Exercise input >>
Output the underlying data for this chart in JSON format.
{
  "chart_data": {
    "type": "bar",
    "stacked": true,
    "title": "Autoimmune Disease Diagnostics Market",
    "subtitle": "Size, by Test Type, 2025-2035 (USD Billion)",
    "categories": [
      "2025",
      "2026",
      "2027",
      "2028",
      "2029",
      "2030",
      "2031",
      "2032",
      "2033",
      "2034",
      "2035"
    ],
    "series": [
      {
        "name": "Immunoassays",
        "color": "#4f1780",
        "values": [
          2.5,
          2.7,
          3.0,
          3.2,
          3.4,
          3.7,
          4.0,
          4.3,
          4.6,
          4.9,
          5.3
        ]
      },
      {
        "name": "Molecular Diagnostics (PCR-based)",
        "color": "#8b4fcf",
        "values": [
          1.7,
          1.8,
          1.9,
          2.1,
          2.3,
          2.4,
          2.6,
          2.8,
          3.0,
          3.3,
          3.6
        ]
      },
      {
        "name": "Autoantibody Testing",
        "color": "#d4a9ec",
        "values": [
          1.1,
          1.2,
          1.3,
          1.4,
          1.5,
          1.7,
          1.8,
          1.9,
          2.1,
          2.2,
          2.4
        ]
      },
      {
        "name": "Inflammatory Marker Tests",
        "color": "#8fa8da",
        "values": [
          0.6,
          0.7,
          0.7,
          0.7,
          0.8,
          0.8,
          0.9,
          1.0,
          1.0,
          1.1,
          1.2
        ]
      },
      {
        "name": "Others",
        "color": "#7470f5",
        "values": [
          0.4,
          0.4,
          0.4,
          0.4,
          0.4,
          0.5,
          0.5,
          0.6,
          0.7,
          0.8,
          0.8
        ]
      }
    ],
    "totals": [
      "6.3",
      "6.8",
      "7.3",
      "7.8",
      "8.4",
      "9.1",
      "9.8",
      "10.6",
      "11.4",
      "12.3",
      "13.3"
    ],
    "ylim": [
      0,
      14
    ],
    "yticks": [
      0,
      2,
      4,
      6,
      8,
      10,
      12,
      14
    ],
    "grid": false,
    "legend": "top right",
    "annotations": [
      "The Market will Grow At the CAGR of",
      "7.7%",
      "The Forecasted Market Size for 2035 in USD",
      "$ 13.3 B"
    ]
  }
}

What is needed >>
Every line of the material should come back unchanged.

Output for this exercise >>
Output the underlying data for this chart in JSON format.
{
  "chart_data": {
    "type": "bar",
    "stacked": true,
    "title": "Autoimmune Disease Diagnostics Market",
    "subtitle": "Size, by Test Type, 2025-2035 (USD Billion)",
    "categories": [
      "2025",
      "2026",
      "2027",
      "2028",
      "2029",
      "2030",
      "2031",
      "2032",
      "2033",
      "2034",
      "2035"
    ],
    "series": [
      {
        "name": "Immunoassays",
        "color": "#4f1780",
        "values": [
          2.5,
          2.7,
          3.0,
          3.2,
          3.4,
          3.7,
          4.0,
          4.3,
          4.6,
          4.9,
          5.3
        ]
      },
      {
        "name": "Molecular Diagnostics (PCR-based)",
        "color": "#8b4fcf",
        "values": [
          1.7,
          1.8,
          1.9,
          2.1,
          2.3,
          2.4,
          2.6,
          2.8,
          3.0,
          3.3,
          3.6
        ]
      },
      {
        "name": "Autoantibody Testing",
        "color": "#d4a9ec",
        "values": [
          1.1,
          1.2,
          1.3,
          1.4,
          1.5,
          1.7,
          1.8,
          1.9,
          2.1,
          2.2,
          2.4
        ]
      },
      {
        "name": "Inflammatory Marker Tests",
        "color": "#8fa8da",
        "values": [
          0.6,
          0.7,
          0.7,
          0.7,
          0.8,
          0.8,
          0.9,
          1.0,
          1.0,
          1.1,
          1.2
        ]
      },
      {
        "name": "Others",
        "color": "#7470f5",
        "values": [
          0.4,
          0.4,
          0.4,
          0.4,
          0.4,
          0.5,
          0.5,
          0.6,
          0.7,
          0.8,
          0.8
        ]
      }
    ],
    "totals": [
      "6.3",
      "6.8",
      "7.3",
      "7.8",
      "8.4",
      "9.1",
      "9.8",
      "10.6",
      "11.4",
      "12.3",
      "13.3"
    ],
    "ylim": [
      0,
      14
    ],
    "yticks": [
      0,
      2,
      4,
      6,
      8,
      10,
      12,
      14
    ],
    "grid": false,
    "legend": "top right",
    "annotations": [
      "The Market will Grow At the CAGR of",
      "7.7%",
      "The Forecasted Market Size for 2035 in USD",
      "$ 13.3 B"
    ]
  }
}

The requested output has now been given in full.